== What the task asks ==
Locate the string "title" in the listing below. Copy every line where it is found.
——————————
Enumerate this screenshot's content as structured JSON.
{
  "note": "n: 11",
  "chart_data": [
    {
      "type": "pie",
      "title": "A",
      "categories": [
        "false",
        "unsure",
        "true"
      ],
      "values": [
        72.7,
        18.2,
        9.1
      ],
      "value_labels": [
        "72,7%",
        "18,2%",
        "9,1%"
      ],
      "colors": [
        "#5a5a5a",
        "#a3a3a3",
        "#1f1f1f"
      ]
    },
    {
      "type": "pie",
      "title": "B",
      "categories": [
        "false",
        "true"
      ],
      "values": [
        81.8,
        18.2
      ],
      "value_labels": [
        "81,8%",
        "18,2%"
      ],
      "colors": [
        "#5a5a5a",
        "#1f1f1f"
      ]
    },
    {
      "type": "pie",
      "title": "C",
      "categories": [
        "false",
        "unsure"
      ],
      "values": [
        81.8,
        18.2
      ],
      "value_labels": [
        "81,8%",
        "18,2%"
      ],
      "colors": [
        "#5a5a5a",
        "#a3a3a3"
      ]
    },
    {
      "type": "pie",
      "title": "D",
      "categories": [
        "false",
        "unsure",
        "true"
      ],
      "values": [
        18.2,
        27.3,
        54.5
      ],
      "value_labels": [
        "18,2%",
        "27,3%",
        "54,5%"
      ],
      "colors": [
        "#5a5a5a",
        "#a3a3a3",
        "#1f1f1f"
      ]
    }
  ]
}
——————————
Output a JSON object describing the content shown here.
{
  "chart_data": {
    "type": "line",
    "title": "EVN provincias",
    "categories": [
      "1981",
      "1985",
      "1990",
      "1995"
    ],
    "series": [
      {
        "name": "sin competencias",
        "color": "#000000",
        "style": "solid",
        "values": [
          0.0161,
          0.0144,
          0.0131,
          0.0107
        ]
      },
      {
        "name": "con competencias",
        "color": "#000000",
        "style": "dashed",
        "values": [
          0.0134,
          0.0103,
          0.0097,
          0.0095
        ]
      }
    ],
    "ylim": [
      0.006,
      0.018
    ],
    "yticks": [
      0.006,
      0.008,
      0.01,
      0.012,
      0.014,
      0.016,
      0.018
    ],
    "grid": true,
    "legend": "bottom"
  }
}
——————————
== Answer below ==
      "title": "A",
      "title": "B",
      "title": "C",
      "title": "D",
    "title": "EVN provincias",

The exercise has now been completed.